■ Work to be completed: Copy each line that has the string "種句式開頭的格式" somewhere in it.

+--

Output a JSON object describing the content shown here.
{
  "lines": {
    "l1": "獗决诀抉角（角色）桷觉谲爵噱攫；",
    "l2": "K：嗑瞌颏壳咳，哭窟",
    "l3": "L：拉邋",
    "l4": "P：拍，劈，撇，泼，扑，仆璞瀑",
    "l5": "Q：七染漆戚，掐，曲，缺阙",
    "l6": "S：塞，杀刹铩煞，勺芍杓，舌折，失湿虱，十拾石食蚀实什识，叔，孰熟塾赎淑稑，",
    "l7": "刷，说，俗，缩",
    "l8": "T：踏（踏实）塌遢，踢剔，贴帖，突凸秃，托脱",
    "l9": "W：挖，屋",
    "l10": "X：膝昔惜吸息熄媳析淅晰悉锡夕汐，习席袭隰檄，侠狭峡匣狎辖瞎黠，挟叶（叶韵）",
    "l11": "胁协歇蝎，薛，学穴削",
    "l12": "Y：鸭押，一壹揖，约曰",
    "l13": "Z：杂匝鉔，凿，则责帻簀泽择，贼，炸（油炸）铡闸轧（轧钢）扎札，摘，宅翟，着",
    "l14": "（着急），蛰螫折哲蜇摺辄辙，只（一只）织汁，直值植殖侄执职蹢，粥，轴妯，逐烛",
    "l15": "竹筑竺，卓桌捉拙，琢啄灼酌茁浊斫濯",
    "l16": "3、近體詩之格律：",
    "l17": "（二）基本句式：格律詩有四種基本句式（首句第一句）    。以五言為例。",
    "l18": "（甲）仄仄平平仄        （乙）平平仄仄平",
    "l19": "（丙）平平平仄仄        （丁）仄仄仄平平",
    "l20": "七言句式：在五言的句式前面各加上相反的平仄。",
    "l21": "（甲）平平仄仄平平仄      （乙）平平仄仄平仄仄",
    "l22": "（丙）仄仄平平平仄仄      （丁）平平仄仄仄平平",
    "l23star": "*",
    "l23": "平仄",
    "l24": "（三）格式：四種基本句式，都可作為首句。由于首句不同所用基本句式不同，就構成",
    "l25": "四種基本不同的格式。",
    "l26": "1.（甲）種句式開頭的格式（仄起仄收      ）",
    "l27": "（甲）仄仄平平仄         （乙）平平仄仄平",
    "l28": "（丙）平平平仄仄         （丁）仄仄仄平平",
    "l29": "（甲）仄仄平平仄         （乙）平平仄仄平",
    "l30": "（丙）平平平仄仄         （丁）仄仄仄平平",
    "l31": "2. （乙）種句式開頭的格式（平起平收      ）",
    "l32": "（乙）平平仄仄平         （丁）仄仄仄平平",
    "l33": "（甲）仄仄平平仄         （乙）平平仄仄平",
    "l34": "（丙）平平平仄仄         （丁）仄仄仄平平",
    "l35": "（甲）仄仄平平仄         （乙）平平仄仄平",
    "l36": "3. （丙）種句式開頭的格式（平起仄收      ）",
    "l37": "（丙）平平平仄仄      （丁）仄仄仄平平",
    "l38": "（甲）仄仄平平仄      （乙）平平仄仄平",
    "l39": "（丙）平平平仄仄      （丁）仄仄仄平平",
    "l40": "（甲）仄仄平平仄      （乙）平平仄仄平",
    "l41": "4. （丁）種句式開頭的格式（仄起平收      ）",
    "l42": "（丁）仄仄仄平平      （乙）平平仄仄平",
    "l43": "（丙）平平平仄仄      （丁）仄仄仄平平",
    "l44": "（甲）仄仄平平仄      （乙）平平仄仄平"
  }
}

+--

■ Solution to the exercise:
    "l26": "1.（甲）種句式開頭的格式（仄起仄收      ）",
    "l31": "2. （乙）種句式開頭的格式（平起平收      ）",
    "l36": "3. （丙）種句式開頭的格式（平起仄收      ）",
    "l41": "4. （丁）種句式開頭的格式（仄起平收      ）",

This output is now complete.